## Start Supplied data
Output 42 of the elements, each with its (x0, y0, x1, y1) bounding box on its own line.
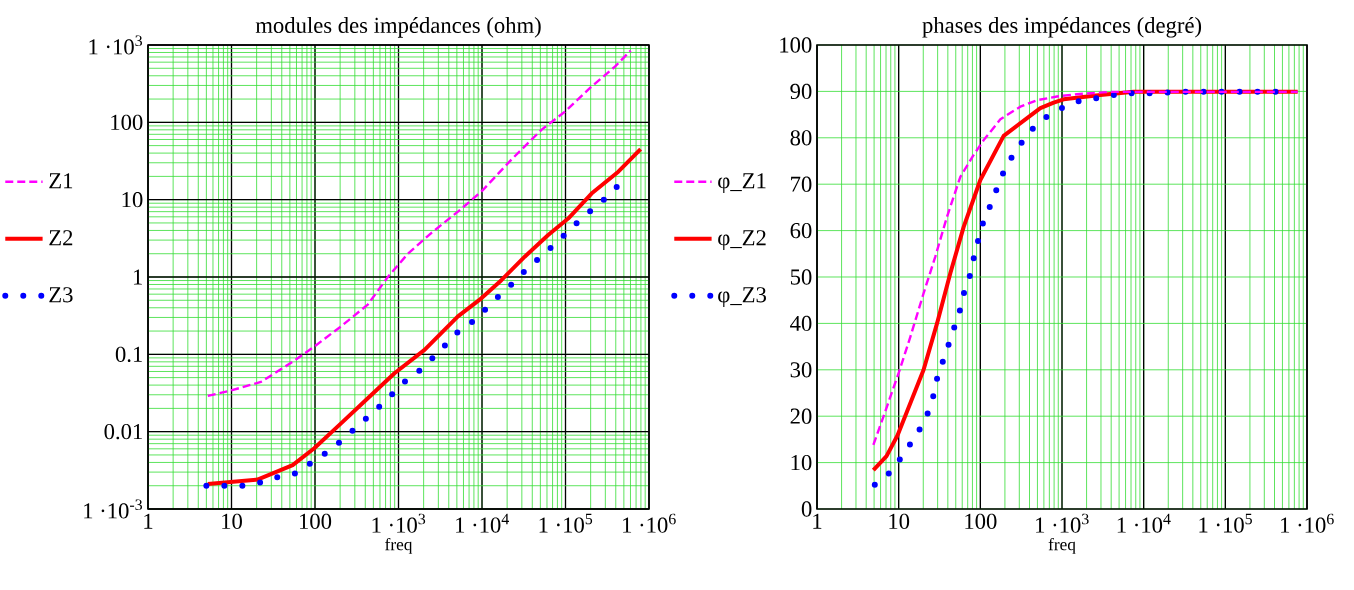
chart-title: modules des impédances (ohm) (255, 17, 541, 38)
x-tick-label: 1 ·10$^{3}$ (1036, 513, 1089, 533)
x-tick-label: 10 (222, 513, 242, 530)
y-tick-label: 20 (790, 408, 812, 424)
x-tick-label: 1 ·10$^{5}$ (539, 513, 593, 533)
x-tick-label: 1 ·10$^{4}$ (1117, 513, 1171, 533)
y-tick-label: 0.01 (104, 423, 142, 440)
y-tick-label: 10 (122, 192, 143, 208)
y-tick-label: 30 (790, 362, 812, 378)
y-tick-label: 90 (790, 83, 812, 100)
legend-label: Z2 (49, 230, 73, 246)
y-tick-label: 40 (790, 315, 812, 332)
y-tick-label: 70 (791, 176, 812, 192)
x-tick-label: 10 (889, 513, 910, 530)
y-tick-label: 60 (790, 222, 812, 239)
y-tick-label: 80 (790, 130, 812, 146)
legend-label: φ_Z2 (718, 230, 766, 251)
chart-title: phases des impédances (degré) (922, 16, 1202, 38)
legend-label: φ_Z3 (718, 287, 766, 308)
x-tick-label: 1 ·10$^{6}$ (1281, 513, 1334, 533)
y-tick-label: 50 (790, 269, 812, 285)
y-tick-label: 1 ·10$^{3}$ (89, 35, 143, 55)
y-tick-label: 1 ·10$^{-3}$ (84, 499, 143, 519)
legend-label: Z1 (49, 173, 73, 189)
x-tick-label: 1 (813, 513, 822, 529)
x-tick-label: 100 (965, 513, 997, 530)
y-tick-label: 100 (111, 114, 143, 130)
legend-label: Z3 (49, 287, 73, 303)
y-tick-label: 0 (801, 501, 812, 517)
x-tick-label: 100 (299, 513, 332, 530)
legend-label: φ_Z1 (718, 173, 766, 194)
x-tick-label: 1 ·10$^{6}$ (623, 513, 676, 533)
y-tick-label: 100 (780, 37, 812, 53)
y-tick-label: 10 (791, 454, 812, 471)
x-tick-label: 1 ·10$^{3}$ (372, 513, 426, 533)
x-tick-label: 1 ·10$^{4}$ (456, 513, 510, 533)
x-tick-label: 1 (144, 513, 153, 529)
x-axis-title: freq (385, 537, 413, 554)
x-tick-label: 1 ·10$^{5}$ (1199, 513, 1252, 533)
y-tick-label: 1 (133, 269, 142, 285)
y-tick-label: 0.1 (115, 346, 142, 363)
x-axis-title: freq (1048, 537, 1076, 554)
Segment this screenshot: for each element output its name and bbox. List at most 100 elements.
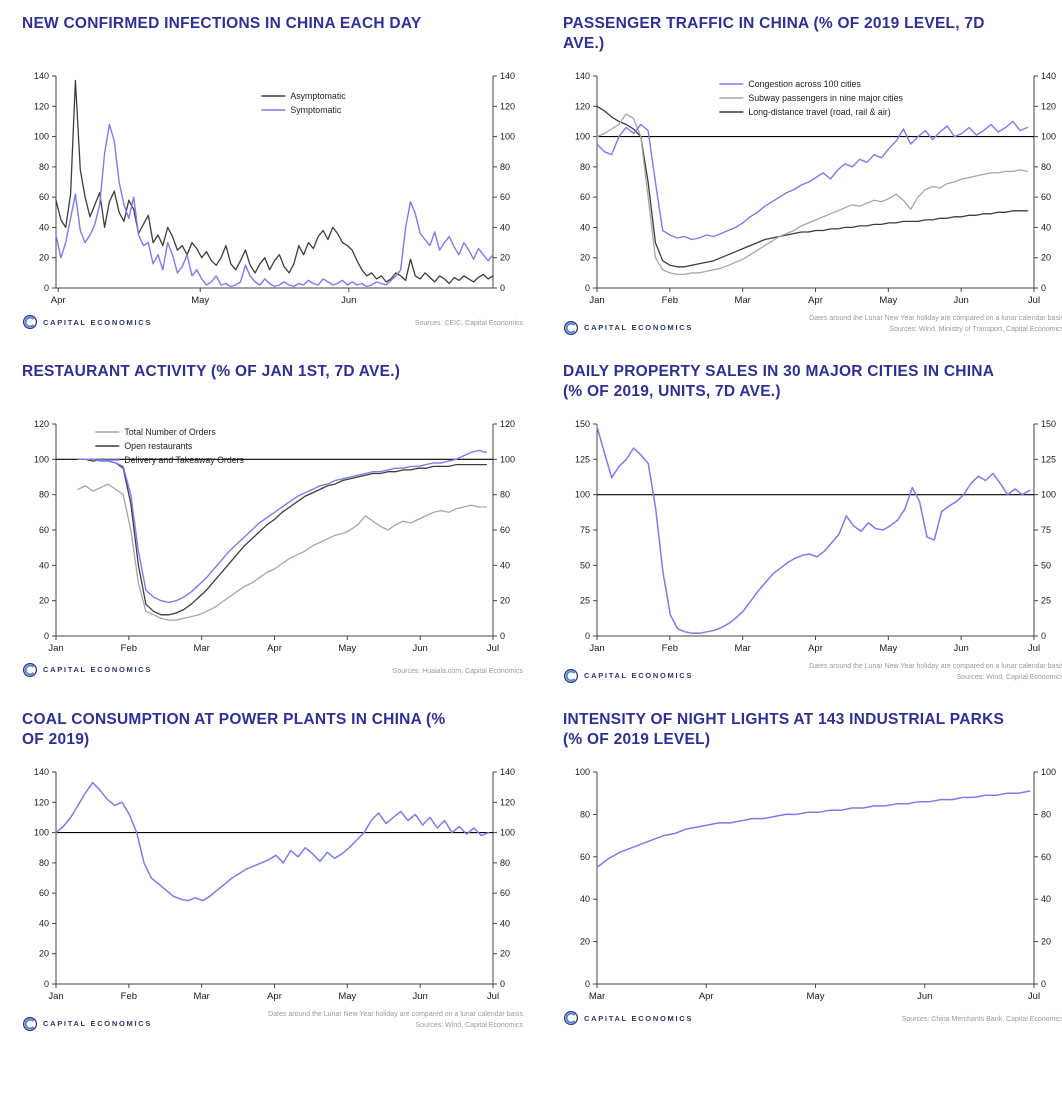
## End Supplied data
**Challenge**
Please list every line in the listing above that contains the string "legend".

**Result below**
legend-label: Z2 (49, 230, 73, 246)
legend-label: φ_Z2 (718, 230, 766, 251)
legend-label: φ_Z3 (718, 287, 766, 308)
legend-label: Z1 (49, 173, 73, 189)
legend-label: Z3 (49, 287, 73, 303)
legend-label: φ_Z1 (718, 173, 766, 194)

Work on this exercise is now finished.